| Direction |
Search the listing below for "this". Copy each matching line.

| Input records |
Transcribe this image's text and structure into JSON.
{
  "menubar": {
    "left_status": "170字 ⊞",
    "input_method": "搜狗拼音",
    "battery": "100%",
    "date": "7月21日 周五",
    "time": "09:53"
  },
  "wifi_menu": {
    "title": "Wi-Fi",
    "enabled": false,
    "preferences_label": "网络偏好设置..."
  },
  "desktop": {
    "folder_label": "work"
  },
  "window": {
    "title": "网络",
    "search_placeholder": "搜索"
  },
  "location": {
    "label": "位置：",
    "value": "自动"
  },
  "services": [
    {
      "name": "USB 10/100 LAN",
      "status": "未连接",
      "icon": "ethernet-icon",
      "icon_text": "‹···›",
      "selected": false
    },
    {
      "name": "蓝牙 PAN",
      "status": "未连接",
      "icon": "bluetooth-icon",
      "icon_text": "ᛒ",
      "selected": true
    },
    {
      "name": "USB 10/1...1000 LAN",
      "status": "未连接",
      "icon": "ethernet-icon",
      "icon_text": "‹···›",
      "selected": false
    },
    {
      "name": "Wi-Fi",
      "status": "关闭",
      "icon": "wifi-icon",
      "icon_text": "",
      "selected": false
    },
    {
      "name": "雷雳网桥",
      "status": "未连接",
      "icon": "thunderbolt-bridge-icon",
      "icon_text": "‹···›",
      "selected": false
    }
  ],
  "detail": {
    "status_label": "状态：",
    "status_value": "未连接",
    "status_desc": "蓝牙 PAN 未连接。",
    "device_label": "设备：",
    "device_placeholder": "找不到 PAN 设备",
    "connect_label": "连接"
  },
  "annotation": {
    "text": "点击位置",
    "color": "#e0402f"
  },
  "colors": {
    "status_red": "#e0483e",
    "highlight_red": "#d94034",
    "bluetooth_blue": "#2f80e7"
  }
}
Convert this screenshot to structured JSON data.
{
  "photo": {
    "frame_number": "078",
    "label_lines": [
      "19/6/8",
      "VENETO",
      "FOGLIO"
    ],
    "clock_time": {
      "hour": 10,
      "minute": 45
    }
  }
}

| Response |
Transcribe this image's text and structure into JSON.
Convert this screenshot to structured JSON data.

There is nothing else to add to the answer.